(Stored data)
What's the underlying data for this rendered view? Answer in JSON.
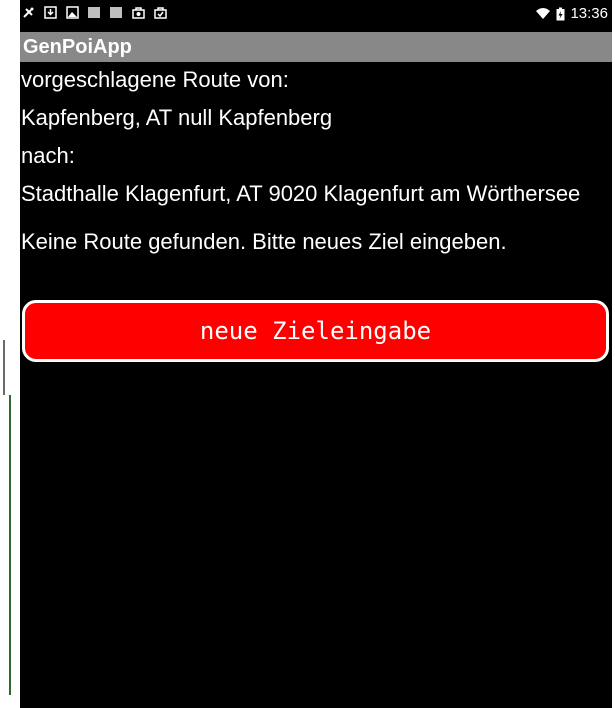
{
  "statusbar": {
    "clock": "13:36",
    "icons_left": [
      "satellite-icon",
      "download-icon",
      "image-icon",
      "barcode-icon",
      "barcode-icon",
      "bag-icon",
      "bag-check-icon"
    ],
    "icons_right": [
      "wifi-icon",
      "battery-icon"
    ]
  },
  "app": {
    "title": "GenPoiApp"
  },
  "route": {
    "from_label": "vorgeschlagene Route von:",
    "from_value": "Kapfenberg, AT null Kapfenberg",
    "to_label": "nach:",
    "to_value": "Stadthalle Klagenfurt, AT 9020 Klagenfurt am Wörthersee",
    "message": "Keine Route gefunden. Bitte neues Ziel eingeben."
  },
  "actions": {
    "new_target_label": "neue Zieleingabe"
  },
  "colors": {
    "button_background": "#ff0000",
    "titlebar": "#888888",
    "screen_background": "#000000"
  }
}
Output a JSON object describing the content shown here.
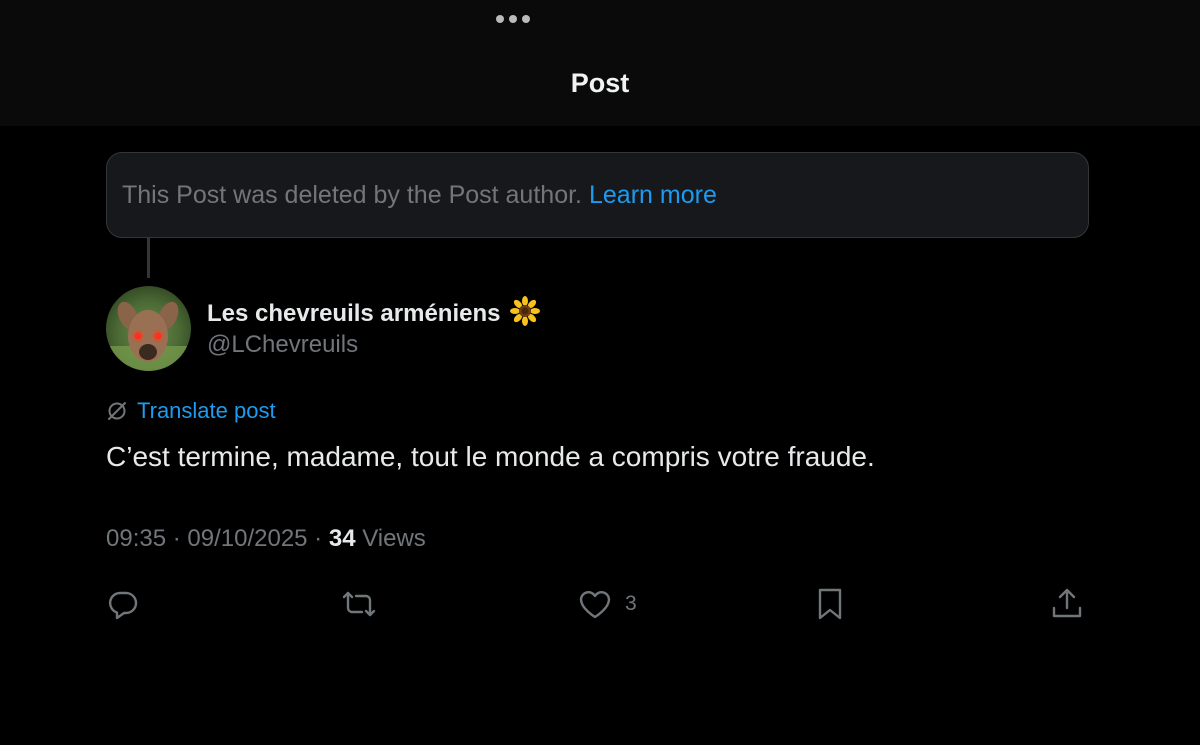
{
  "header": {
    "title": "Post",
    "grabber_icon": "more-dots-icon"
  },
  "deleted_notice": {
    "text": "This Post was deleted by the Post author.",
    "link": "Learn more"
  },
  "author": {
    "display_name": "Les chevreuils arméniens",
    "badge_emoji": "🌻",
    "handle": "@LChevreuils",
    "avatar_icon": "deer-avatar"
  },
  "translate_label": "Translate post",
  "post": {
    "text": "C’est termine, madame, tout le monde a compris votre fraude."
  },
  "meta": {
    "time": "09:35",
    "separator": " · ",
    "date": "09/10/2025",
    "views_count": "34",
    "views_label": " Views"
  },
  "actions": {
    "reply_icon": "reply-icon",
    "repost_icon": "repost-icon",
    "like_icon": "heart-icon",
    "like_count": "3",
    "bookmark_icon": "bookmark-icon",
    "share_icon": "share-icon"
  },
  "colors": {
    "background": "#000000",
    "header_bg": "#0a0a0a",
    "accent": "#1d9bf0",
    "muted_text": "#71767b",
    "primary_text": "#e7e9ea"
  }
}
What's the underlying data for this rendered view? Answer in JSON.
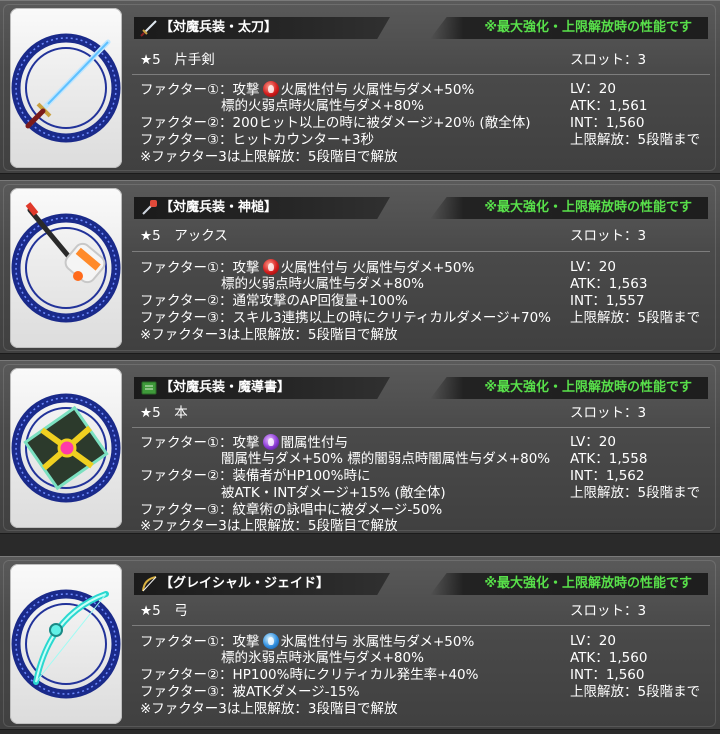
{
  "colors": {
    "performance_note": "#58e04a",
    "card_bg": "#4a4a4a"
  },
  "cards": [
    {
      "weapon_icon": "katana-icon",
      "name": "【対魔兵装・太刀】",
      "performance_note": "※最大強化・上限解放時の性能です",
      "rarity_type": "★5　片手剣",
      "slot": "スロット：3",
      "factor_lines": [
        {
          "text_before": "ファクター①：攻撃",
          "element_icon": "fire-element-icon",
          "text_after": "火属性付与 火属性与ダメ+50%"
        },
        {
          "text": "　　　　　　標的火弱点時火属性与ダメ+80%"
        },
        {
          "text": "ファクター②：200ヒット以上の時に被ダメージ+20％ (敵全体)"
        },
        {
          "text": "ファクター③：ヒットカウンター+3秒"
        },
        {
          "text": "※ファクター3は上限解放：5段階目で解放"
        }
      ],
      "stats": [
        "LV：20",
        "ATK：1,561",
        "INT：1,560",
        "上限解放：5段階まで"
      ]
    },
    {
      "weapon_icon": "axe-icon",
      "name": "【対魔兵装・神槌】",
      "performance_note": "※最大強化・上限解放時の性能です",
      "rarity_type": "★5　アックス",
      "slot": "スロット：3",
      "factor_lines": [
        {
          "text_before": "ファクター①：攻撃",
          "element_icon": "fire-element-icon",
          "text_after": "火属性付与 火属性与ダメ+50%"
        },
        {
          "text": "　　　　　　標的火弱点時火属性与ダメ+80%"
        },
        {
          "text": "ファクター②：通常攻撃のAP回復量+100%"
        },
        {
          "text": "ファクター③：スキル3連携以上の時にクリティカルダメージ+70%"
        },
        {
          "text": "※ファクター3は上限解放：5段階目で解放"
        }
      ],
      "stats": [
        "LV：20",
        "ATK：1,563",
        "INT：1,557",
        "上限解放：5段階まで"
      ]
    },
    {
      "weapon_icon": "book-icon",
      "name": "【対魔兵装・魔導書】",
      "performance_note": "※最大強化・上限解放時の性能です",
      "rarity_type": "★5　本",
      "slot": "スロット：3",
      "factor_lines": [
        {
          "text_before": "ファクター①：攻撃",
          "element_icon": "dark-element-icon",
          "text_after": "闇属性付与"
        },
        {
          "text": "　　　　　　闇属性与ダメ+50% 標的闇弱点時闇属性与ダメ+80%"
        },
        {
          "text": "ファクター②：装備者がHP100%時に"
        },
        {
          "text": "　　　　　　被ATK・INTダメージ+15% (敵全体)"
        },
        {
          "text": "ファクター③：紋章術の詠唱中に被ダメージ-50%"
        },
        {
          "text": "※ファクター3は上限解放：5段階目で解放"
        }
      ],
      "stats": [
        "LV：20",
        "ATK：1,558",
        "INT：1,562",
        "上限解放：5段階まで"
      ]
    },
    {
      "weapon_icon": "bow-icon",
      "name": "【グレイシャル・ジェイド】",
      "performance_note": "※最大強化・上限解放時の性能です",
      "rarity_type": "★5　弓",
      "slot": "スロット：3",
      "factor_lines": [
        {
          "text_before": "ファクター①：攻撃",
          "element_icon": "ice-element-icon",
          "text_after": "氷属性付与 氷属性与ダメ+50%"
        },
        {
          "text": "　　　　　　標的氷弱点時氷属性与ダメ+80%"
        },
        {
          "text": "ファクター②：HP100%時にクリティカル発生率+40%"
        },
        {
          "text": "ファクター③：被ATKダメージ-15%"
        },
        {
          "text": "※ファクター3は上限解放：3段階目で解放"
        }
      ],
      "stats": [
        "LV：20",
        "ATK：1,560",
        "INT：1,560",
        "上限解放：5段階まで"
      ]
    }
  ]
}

- **Task directions**
Do not include images; quote all of the entries above exactly.

- **Answer to the problem**
What's the underlying data for this rendered view? Answer in JSON.
{
  "statusbar": {
    "clock": "13:36",
    "icons_left": [
      "satellite-icon",
      "download-icon",
      "image-icon",
      "barcode-icon",
      "barcode-icon",
      "bag-icon",
      "bag-check-icon"
    ],
    "icons_right": [
      "wifi-icon",
      "battery-icon"
    ]
  },
  "app": {
    "title": "GenPoiApp"
  },
  "route": {
    "from_label": "vorgeschlagene Route von:",
    "from_value": "Kapfenberg, AT null Kapfenberg",
    "to_label": "nach:",
    "to_value": "Stadthalle Klagenfurt, AT 9020 Klagenfurt am Wörthersee",
    "message": "Keine Route gefunden. Bitte neues Ziel eingeben."
  },
  "actions": {
    "new_target_label": "neue Zieleingabe"
  },
  "colors": {
    "button_background": "#ff0000",
    "titlebar": "#888888",
    "screen_background": "#000000"
  }
}
Output a JSON object describing the content shown here.
{
  "header": {
    "title": "Post",
    "grabber_icon": "more-dots-icon"
  },
  "deleted_notice": {
    "text": "This Post was deleted by the Post author.",
    "link": "Learn more"
  },
  "author": {
    "display_name": "Les chevreuils arméniens",
    "badge_emoji": "🌻",
    "handle": "@LChevreuils",
    "avatar_icon": "deer-avatar"
  },
  "translate_label": "Translate post",
  "post": {
    "text": "C’est termine, madame, tout le monde a compris votre fraude."
  },
  "meta": {
    "time": "09:35",
    "separator": " · ",
    "date": "09/10/2025",
    "views_count": "34",
    "views_label": " Views"
  },
  "actions": {
    "reply_icon": "reply-icon",
    "repost_icon": "repost-icon",
    "like_icon": "heart-icon",
    "like_count": "3",
    "bookmark_icon": "bookmark-icon",
    "share_icon": "share-icon"
  },
  "colors": {
    "background": "#000000",
    "header_bg": "#0a0a0a",
    "accent": "#1d9bf0",
    "muted_text": "#71767b",
    "primary_text": "#e7e9ea"
  }
}
What's the underlying data for this rendered view? Answer in JSON.
{
  "colors": {
    "performance_note": "#58e04a",
    "card_bg": "#4a4a4a"
  },
  "cards": [
    {
      "weapon_icon": "katana-icon",
      "name": "【対魔兵装・太刀】",
      "performance_note": "※最大強化・上限解放時の性能です",
      "rarity_type": "★5　片手剣",
      "slot": "スロット：3",
      "factor_lines": [
        {
          "text_before": "ファクター①：攻撃",
          "element_icon": "fire-element-icon",
          "text_after": "火属性付与 火属性与ダメ+50%"
        },
        {
          "text": "　　　　　　標的火弱点時火属性与ダメ+80%"
        },
        {
          "text": "ファクター②：200ヒット以上の時に被ダメージ+20％ (敵全体)"
        },
        {
          "text": "ファクター③：ヒットカウンター+3秒"
        },
        {
          "text": "※ファクター3は上限解放：5段階目で解放"
        }
      ],
      "stats": [
        "LV：20",
        "ATK：1,561",
        "INT：1,560",
        "上限解放：5段階まで"
      ]
    },
    {
      "weapon_icon": "axe-icon",
      "name": "【対魔兵装・神槌】",
      "performance_note": "※最大強化・上限解放時の性能です",
      "rarity_type": "★5　アックス",
      "slot": "スロット：3",
      "factor_lines": [
        {
          "text_before": "ファクター①：攻撃",
          "element_icon": "fire-element-icon",
          "text_after": "火属性付与 火属性与ダメ+50%"
        },
        {
          "text": "　　　　　　標的火弱点時火属性与ダメ+80%"
        },
        {
          "text": "ファクター②：通常攻撃のAP回復量+100%"
        },
        {
          "text": "ファクター③：スキル3連携以上の時にクリティカルダメージ+70%"
        },
        {
          "text": "※ファクター3は上限解放：5段階目で解放"
        }
      ],
      "stats": [
        "LV：20",
        "ATK：1,563",
        "INT：1,557",
        "上限解放：5段階まで"
      ]
    },
    {
      "weapon_icon": "book-icon",
      "name": "【対魔兵装・魔導書】",
      "performance_note": "※最大強化・上限解放時の性能です",
      "rarity_type": "★5　本",
      "slot": "スロット：3",
      "factor_lines": [
        {
          "text_before": "ファクター①：攻撃",
          "element_icon": "dark-element-icon",
          "text_after": "闇属性付与"
        },
        {
          "text": "　　　　　　闇属性与ダメ+50% 標的闇弱点時闇属性与ダメ+80%"
        },
        {
          "text": "ファクター②：装備者がHP100%時に"
        },
        {
          "text": "　　　　　　被ATK・INTダメージ+15% (敵全体)"
        },
        {
          "text": "ファクター③：紋章術の詠唱中に被ダメージ-50%"
        },
        {
          "text": "※ファクター3は上限解放：5段階目で解放"
        }
      ],
      "stats": [
        "LV：20",
        "ATK：1,558",
        "INT：1,562",
        "上限解放：5段階まで"
      ]
    },
    {
      "weapon_icon": "bow-icon",
      "name": "【グレイシャル・ジェイド】",
      "performance_note": "※最大強化・上限解放時の性能です",
      "rarity_type": "★5　弓",
      "slot": "スロット：3",
      "factor_lines": [
        {
          "text_before": "ファクター①：攻撃",
          "element_icon": "ice-element-icon",
          "text_after": "氷属性付与 氷属性与ダメ+50%"
        },
        {
          "text": "　　　　　　標的氷弱点時氷属性与ダメ+80%"
        },
        {
          "text": "ファクター②：HP100%時にクリティカル発生率+40%"
        },
        {
          "text": "ファクター③：被ATKダメージ-15%"
        },
        {
          "text": "※ファクター3は上限解放：3段階目で解放"
        }
      ],
      "stats": [
        "LV：20",
        "ATK：1,560",
        "INT：1,560",
        "上限解放：5段階まで"
      ]
    }
  ]
}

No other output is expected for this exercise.